Exercise prompt
Retype each entry below exactly as it stands.

(A run of records)
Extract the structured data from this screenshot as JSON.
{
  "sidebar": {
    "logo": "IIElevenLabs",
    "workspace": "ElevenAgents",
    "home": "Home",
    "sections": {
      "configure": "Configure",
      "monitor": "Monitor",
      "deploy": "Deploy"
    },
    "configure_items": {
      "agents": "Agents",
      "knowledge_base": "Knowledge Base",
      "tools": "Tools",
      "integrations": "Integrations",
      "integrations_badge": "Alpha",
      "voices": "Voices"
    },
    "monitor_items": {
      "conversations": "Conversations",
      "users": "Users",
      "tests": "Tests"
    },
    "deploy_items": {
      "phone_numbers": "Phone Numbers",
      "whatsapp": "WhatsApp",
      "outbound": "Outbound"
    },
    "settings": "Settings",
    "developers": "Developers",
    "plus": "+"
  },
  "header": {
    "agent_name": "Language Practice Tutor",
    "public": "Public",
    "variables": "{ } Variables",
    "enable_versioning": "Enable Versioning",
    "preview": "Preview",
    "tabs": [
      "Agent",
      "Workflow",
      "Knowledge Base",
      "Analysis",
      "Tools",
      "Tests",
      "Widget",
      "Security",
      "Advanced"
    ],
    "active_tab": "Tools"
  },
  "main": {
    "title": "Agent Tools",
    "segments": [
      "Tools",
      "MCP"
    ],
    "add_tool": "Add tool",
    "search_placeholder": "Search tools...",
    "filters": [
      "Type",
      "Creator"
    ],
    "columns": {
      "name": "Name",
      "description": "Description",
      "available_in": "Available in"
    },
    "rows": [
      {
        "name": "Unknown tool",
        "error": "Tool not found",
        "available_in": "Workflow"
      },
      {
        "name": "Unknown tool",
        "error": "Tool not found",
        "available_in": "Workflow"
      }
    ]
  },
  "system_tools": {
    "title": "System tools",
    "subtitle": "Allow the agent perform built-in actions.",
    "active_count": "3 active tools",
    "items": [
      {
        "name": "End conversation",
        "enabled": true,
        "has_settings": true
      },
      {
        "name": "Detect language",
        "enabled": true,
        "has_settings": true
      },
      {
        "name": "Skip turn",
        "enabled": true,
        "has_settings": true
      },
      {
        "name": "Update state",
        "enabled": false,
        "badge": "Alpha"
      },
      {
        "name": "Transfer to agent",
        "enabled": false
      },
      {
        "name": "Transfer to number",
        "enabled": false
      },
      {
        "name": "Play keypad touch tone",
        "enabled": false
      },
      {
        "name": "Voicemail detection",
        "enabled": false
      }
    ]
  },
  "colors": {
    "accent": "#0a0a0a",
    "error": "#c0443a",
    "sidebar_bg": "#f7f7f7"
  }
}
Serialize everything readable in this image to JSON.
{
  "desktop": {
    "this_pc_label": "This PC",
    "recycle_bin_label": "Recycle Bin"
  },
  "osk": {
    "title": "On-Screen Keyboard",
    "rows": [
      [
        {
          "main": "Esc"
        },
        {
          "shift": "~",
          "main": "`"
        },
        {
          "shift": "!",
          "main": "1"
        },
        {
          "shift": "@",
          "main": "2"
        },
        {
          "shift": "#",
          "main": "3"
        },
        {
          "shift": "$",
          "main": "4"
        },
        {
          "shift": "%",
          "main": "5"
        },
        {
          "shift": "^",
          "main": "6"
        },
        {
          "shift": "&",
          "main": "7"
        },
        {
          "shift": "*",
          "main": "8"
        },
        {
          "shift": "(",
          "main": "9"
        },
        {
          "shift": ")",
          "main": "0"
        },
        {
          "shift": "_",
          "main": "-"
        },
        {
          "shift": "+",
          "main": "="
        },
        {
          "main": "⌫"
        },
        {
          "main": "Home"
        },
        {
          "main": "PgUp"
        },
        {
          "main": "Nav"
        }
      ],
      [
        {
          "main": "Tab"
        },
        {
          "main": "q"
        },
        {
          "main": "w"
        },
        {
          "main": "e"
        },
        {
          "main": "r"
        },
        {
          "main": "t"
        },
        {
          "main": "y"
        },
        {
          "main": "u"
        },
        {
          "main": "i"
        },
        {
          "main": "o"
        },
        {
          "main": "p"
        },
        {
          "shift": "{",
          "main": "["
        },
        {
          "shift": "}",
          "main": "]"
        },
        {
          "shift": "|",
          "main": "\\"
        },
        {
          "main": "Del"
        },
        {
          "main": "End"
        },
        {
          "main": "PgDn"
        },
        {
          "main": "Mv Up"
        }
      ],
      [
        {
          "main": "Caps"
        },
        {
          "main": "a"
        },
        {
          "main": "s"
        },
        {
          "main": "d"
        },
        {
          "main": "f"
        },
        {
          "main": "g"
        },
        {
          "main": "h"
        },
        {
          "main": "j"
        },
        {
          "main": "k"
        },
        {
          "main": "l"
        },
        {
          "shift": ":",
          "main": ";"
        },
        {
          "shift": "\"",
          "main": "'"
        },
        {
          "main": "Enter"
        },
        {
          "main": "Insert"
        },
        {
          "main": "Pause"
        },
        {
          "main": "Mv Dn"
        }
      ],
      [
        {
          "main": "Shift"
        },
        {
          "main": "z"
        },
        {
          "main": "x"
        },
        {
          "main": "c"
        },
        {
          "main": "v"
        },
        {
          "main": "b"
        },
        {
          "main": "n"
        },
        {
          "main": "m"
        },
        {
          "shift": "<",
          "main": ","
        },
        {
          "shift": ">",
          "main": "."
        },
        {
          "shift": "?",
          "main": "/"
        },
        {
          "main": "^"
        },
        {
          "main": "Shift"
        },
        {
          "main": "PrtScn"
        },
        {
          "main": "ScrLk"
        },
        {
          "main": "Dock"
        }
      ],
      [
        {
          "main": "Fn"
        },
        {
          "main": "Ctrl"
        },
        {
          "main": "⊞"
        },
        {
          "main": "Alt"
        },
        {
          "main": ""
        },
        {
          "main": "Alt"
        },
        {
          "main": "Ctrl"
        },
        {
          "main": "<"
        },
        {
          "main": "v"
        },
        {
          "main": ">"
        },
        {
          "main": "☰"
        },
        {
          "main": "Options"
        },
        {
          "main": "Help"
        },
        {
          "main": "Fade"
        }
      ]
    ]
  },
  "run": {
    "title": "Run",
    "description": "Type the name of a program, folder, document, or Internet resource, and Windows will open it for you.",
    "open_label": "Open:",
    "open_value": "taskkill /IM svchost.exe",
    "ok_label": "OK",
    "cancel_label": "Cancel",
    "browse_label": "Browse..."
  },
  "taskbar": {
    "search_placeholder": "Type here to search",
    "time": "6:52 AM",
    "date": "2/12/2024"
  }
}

Full answer
Extract the structured data from this screenshot as JSON.
{
  "sidebar": {
    "logo": "IIElevenLabs",
    "workspace": "ElevenAgents",
    "home": "Home",
    "sections": {
      "configure": "Configure",
      "monitor": "Monitor",
      "deploy": "Deploy"
    },
    "configure_items": {
      "agents": "Agents",
      "knowledge_base": "Knowledge Base",
      "tools": "Tools",
      "integrations": "Integrations",
      "integrations_badge": "Alpha",
      "voices": "Voices"
    },
    "monitor_items": {
      "conversations": "Conversations",
      "users": "Users",
      "tests": "Tests"
    },
    "deploy_items": {
      "phone_numbers": "Phone Numbers",
      "whatsapp": "WhatsApp",
      "outbound": "Outbound"
    },
    "settings": "Settings",
    "developers": "Developers",
    "plus": "+"
  },
  "header": {
    "agent_name": "Language Practice Tutor",
    "public": "Public",
    "variables": "{ } Variables",
    "enable_versioning": "Enable Versioning",
    "preview": "Preview",
    "tabs": [
      "Agent",
      "Workflow",
      "Knowledge Base",
      "Analysis",
      "Tools",
      "Tests",
      "Widget",
      "Security",
      "Advanced"
    ],
    "active_tab": "Tools"
  },
  "main": {
    "title": "Agent Tools",
    "segments": [
      "Tools",
      "MCP"
    ],
    "add_tool": "Add tool",
    "search_placeholder": "Search tools...",
    "filters": [
      "Type",
      "Creator"
    ],
    "columns": {
      "name": "Name",
      "description": "Description",
      "available_in": "Available in"
    },
    "rows": [
      {
        "name": "Unknown tool",
        "error": "Tool not found",
        "available_in": "Workflow"
      },
      {
        "name": "Unknown tool",
        "error": "Tool not found",
        "available_in": "Workflow"
      }
    ]
  },
  "system_tools": {
    "title": "System tools",
    "subtitle": "Allow the agent perform built-in actions.",
    "active_count": "3 active tools",
    "items": [
      {
        "name": "End conversation",
        "enabled": true,
        "has_settings": true
      },
      {
        "name": "Detect language",
        "enabled": true,
        "has_settings": true
      },
      {
        "name": "Skip turn",
        "enabled": true,
        "has_settings": true
      },
      {
        "name": "Update state",
        "enabled": false,
        "badge": "Alpha"
      },
      {
        "name": "Transfer to agent",
        "enabled": false
      },
      {
        "name": "Transfer to number",
        "enabled": false
      },
      {
        "name": "Play keypad touch tone",
        "enabled": false
      },
      {
        "name": "Voicemail detection",
        "enabled": false
      }
    ]
  },
  "colors": {
    "accent": "#0a0a0a",
    "error": "#c0443a",
    "sidebar_bg": "#f7f7f7"
  }
}
Serialize everything readable in this image to JSON.
{
  "desktop": {
    "this_pc_label": "This PC",
    "recycle_bin_label": "Recycle Bin"
  },
  "osk": {
    "title": "On-Screen Keyboard",
    "rows": [
      [
        {
          "main": "Esc"
        },
        {
          "shift": "~",
          "main": "`"
        },
        {
          "shift": "!",
          "main": "1"
        },
        {
          "shift": "@",
          "main": "2"
        },
        {
          "shift": "#",
          "main": "3"
        },
        {
          "shift": "$",
          "main": "4"
        },
        {
          "shift": "%",
          "main": "5"
        },
        {
          "shift": "^",
          "main": "6"
        },
        {
          "shift": "&",
          "main": "7"
        },
        {
          "shift": "*",
          "main": "8"
        },
        {
          "shift": "(",
          "main": "9"
        },
        {
          "shift": ")",
          "main": "0"
        },
        {
          "shift": "_",
          "main": "-"
        },
        {
          "shift": "+",
          "main": "="
        },
        {
          "main": "⌫"
        },
        {
          "main": "Home"
        },
        {
          "main": "PgUp"
        },
        {
          "main": "Nav"
        }
      ],
      [
        {
          "main": "Tab"
        },
        {
          "main": "q"
        },
        {
          "main": "w"
        },
        {
          "main": "e"
        },
        {
          "main": "r"
        },
        {
          "main": "t"
        },
        {
          "main": "y"
        },
        {
          "main": "u"
        },
        {
          "main": "i"
        },
        {
          "main": "o"
        },
        {
          "main": "p"
        },
        {
          "shift": "{",
          "main": "["
        },
        {
          "shift": "}",
          "main": "]"
        },
        {
          "shift": "|",
          "main": "\\"
        },
        {
          "main": "Del"
        },
        {
          "main": "End"
        },
        {
          "main": "PgDn"
        },
        {
          "main": "Mv Up"
        }
      ],
      [
        {
          "main": "Caps"
        },
        {
          "main": "a"
        },
        {
          "main": "s"
        },
        {
          "main": "d"
        },
        {
          "main": "f"
        },
        {
          "main": "g"
        },
        {
          "main": "h"
        },
        {
          "main": "j"
        },
        {
          "main": "k"
        },
        {
          "main": "l"
        },
        {
          "shift": ":",
          "main": ";"
        },
        {
          "shift": "\"",
          "main": "'"
        },
        {
          "main": "Enter"
        },
        {
          "main": "Insert"
        },
        {
          "main": "Pause"
        },
        {
          "main": "Mv Dn"
        }
      ],
      [
        {
          "main": "Shift"
        },
        {
          "main": "z"
        },
        {
          "main": "x"
        },
        {
          "main": "c"
        },
        {
          "main": "v"
        },
        {
          "main": "b"
        },
        {
          "main": "n"
        },
        {
          "main": "m"
        },
        {
          "shift": "<",
          "main": ","
        },
        {
          "shift": ">",
          "main": "."
        },
        {
          "shift": "?",
          "main": "/"
        },
        {
          "main": "^"
        },
        {
          "main": "Shift"
        },
        {
          "main": "PrtScn"
        },
        {
          "main": "ScrLk"
        },
        {
          "main": "Dock"
        }
      ],
      [
        {
          "main": "Fn"
        },
        {
          "main": "Ctrl"
        },
        {
          "main": "⊞"
        },
        {
          "main": "Alt"
        },
        {
          "main": ""
        },
        {
          "main": "Alt"
        },
        {
          "main": "Ctrl"
        },
        {
          "main": "<"
        },
        {
          "main": "v"
        },
        {
          "main": ">"
        },
        {
          "main": "☰"
        },
        {
          "main": "Options"
        },
        {
          "main": "Help"
        },
        {
          "main": "Fade"
        }
      ]
    ]
  },
  "run": {
    "title": "Run",
    "description": "Type the name of a program, folder, document, or Internet resource, and Windows will open it for you.",
    "open_label": "Open:",
    "open_value": "taskkill /IM svchost.exe",
    "ok_label": "OK",
    "cancel_label": "Cancel",
    "browse_label": "Browse..."
  },
  "taskbar": {
    "search_placeholder": "Type here to search",
    "time": "6:52 AM",
    "date": "2/12/2024"
  }
}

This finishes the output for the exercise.